WORK INSTRUCTIONS
List every line below containing "rate".

MATERIAL TO PROCESS
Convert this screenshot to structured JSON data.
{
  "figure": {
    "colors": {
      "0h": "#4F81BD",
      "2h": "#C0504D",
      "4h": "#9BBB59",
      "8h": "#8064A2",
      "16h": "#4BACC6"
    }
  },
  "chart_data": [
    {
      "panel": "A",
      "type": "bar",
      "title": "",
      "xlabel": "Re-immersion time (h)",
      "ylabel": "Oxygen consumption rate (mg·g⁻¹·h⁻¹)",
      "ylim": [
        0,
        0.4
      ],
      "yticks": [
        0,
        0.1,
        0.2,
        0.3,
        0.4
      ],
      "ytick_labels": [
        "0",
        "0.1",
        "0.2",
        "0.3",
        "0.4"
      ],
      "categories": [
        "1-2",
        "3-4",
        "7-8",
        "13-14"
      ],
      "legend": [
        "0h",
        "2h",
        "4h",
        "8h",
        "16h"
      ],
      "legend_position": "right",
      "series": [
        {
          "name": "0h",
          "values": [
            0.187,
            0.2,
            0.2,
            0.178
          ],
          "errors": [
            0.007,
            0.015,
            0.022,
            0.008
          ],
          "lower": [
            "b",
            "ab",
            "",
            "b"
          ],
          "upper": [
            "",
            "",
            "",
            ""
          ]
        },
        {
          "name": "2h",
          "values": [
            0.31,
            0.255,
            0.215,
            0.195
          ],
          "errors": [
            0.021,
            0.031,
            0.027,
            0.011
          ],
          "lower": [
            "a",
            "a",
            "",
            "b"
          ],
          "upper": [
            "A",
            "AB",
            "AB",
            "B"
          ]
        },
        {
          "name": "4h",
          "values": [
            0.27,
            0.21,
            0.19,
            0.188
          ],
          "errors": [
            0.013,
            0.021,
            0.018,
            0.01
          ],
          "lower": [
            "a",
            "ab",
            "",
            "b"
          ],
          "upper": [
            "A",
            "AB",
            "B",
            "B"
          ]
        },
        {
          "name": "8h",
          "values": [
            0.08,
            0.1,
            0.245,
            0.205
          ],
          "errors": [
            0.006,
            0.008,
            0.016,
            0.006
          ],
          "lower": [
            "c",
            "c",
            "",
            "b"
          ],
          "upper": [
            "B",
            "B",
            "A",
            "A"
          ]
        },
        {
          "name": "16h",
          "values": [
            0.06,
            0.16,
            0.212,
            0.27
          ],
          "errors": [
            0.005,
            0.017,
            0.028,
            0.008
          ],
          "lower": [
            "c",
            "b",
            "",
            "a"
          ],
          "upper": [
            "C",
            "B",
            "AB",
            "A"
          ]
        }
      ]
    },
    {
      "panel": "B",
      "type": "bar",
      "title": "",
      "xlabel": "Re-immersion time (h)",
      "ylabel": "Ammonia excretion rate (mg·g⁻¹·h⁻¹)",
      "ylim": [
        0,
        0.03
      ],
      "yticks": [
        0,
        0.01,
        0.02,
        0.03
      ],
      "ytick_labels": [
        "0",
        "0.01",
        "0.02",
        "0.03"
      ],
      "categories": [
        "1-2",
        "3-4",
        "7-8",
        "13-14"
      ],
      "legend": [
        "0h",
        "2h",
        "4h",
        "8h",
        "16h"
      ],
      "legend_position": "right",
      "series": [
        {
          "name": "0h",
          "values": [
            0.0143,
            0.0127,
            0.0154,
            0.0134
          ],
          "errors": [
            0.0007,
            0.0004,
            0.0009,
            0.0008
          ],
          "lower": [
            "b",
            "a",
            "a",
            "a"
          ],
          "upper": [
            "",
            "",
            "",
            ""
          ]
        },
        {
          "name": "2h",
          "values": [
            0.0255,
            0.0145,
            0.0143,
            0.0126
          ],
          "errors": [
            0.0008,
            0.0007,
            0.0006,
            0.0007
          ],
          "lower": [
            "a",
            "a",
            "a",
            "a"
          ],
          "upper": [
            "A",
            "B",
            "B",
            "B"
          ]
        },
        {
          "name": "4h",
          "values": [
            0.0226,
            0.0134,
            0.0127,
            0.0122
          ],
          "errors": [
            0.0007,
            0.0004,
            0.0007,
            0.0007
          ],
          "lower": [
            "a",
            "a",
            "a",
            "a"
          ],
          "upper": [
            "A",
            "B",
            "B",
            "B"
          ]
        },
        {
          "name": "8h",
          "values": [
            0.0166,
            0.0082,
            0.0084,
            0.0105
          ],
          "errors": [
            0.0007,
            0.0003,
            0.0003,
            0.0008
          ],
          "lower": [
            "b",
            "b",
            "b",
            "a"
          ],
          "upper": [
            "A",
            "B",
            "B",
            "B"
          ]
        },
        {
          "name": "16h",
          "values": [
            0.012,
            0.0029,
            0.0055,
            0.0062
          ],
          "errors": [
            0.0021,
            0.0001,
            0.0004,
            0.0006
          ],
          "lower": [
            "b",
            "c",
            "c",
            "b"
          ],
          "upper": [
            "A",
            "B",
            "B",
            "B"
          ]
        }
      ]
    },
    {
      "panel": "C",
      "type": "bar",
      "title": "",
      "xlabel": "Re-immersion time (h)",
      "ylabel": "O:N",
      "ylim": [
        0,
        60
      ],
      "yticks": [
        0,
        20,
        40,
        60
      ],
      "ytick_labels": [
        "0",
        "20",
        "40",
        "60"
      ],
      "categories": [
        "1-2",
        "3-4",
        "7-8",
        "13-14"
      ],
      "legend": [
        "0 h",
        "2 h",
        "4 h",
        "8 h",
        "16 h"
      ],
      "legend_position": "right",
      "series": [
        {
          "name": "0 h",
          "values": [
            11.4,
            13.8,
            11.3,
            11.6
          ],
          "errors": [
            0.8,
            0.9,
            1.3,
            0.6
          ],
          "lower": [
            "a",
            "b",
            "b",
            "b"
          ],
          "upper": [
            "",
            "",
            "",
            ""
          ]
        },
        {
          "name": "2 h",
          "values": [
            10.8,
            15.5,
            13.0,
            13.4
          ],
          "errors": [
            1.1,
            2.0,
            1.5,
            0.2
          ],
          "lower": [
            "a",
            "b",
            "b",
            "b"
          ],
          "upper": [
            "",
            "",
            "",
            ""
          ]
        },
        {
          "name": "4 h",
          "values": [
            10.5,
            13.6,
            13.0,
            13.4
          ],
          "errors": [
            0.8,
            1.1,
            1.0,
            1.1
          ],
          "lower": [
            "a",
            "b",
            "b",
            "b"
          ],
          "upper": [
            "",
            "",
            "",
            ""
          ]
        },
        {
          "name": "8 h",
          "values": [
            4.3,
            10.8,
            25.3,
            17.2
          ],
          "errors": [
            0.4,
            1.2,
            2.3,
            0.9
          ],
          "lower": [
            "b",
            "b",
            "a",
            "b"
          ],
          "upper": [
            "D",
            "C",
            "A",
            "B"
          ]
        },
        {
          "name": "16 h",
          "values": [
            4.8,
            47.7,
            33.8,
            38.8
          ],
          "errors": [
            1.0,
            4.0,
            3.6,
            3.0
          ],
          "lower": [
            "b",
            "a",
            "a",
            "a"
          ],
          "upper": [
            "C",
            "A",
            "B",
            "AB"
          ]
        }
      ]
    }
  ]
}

OUTPUT FOR THIS EXERCISE
      "ylabel": "Oxygen consumption rate (mg·g⁻¹·h⁻¹)",
      "ylabel": "Ammonia excretion rate (mg·g⁻¹·h⁻¹)",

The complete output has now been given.